● Aim
Copy each line below in which the string "this" occurs.

# # # # # # #

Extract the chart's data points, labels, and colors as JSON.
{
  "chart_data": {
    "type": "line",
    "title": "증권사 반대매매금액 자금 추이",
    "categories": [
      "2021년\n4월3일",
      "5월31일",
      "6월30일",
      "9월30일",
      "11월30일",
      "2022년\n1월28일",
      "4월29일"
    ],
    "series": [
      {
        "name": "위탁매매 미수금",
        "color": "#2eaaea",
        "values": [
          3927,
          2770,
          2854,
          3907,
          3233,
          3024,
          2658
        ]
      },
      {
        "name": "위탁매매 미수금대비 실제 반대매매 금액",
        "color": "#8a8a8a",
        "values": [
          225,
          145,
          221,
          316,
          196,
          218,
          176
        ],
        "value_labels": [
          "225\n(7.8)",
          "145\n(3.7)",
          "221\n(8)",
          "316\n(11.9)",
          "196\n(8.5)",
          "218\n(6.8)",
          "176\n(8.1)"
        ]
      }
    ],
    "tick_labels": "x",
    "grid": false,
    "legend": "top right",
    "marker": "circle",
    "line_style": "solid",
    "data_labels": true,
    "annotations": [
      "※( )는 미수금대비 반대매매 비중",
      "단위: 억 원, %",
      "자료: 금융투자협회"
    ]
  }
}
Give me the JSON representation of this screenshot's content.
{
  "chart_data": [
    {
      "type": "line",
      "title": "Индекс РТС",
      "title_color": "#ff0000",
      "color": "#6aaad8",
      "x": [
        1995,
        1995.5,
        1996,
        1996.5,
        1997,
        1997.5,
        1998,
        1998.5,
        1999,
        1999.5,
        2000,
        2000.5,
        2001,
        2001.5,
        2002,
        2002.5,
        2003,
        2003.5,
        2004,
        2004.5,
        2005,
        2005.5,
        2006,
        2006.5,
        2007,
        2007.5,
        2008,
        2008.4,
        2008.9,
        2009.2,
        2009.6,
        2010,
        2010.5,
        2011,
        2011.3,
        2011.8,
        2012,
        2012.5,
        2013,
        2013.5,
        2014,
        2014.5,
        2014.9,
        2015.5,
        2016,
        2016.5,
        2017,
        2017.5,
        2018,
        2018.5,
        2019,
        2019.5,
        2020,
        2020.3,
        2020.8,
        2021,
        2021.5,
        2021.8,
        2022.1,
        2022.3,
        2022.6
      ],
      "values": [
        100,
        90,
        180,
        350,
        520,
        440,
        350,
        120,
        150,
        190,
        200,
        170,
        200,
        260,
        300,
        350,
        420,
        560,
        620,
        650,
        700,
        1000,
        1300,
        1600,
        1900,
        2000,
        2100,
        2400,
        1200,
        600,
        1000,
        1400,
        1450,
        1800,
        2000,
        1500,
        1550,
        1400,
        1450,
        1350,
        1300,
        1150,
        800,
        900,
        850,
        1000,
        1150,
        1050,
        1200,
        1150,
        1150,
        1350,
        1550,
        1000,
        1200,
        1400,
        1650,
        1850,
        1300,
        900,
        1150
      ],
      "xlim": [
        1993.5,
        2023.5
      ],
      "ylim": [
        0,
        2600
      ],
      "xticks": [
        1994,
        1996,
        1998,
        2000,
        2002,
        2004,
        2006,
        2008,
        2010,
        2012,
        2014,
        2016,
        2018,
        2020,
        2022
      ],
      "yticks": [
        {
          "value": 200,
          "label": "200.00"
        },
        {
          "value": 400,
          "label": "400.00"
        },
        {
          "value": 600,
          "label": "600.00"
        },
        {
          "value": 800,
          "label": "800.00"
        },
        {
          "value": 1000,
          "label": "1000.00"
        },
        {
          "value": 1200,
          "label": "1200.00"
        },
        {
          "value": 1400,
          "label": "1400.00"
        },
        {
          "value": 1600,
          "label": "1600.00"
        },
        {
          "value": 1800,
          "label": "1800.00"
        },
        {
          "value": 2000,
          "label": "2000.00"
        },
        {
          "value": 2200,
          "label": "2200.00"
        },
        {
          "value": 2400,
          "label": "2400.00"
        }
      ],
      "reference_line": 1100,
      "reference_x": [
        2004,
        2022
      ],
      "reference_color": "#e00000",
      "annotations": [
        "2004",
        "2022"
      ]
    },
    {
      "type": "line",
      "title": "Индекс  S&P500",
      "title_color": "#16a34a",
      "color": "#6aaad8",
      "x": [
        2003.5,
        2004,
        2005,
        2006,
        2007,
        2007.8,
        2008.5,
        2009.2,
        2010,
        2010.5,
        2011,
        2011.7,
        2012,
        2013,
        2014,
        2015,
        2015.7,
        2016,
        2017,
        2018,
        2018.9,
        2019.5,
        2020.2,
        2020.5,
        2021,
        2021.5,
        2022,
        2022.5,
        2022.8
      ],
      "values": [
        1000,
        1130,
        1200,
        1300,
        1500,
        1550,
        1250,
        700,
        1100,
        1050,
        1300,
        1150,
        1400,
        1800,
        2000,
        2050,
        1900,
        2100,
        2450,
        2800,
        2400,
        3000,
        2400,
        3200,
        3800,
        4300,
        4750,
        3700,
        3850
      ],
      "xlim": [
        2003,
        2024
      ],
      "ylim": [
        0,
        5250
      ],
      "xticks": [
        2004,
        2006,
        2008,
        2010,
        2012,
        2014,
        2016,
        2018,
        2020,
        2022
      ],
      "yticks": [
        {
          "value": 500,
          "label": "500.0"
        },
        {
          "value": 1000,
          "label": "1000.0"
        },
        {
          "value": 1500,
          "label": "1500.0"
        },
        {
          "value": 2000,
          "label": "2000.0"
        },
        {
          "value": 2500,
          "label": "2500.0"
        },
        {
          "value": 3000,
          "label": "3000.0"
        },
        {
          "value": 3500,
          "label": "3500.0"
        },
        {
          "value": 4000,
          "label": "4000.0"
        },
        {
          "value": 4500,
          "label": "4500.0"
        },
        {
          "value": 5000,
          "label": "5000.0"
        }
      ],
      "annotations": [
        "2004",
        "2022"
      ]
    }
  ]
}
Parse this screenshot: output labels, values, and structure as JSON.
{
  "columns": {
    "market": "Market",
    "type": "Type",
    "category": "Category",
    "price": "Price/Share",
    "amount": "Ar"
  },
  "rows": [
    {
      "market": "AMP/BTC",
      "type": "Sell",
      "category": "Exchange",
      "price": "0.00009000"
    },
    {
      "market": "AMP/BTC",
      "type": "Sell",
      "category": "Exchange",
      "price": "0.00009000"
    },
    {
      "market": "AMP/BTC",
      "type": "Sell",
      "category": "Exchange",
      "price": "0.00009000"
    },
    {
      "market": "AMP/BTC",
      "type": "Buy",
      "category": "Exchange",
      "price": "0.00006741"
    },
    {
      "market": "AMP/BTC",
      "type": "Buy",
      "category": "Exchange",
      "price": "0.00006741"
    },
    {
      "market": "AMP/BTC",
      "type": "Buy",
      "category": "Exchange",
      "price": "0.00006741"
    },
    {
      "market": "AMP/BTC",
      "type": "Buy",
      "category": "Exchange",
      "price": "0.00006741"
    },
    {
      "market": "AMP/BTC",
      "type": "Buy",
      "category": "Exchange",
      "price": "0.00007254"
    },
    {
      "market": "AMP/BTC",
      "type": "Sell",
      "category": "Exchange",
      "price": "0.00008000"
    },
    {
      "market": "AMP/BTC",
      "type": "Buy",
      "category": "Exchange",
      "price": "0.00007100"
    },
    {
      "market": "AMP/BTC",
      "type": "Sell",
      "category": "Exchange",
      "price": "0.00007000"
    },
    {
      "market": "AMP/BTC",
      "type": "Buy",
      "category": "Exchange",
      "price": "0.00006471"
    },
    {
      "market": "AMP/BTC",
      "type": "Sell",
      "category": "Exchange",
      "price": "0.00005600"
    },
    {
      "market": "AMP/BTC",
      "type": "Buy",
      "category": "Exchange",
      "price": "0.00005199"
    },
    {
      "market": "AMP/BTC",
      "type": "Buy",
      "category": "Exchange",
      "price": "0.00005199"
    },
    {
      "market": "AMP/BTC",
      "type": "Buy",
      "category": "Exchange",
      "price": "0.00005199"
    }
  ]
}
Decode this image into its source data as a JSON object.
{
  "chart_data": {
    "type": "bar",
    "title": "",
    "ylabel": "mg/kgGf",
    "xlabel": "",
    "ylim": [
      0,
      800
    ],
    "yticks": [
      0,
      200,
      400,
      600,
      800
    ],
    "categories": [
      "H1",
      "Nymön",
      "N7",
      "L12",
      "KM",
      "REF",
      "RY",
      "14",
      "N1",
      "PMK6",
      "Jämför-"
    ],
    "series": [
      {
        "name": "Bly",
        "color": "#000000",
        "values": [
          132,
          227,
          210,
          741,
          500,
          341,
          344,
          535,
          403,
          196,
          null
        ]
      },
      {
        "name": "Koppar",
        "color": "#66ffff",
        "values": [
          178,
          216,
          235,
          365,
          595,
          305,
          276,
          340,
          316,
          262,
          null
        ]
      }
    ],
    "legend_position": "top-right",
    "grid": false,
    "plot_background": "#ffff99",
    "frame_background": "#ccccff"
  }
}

# # # # # # #

● Solved problem
Give me the JSON representation of this screenshot's content.
Parse this screenshot: output labels, values, and structure as JSON.
Decode this image into its source data as a JSON object.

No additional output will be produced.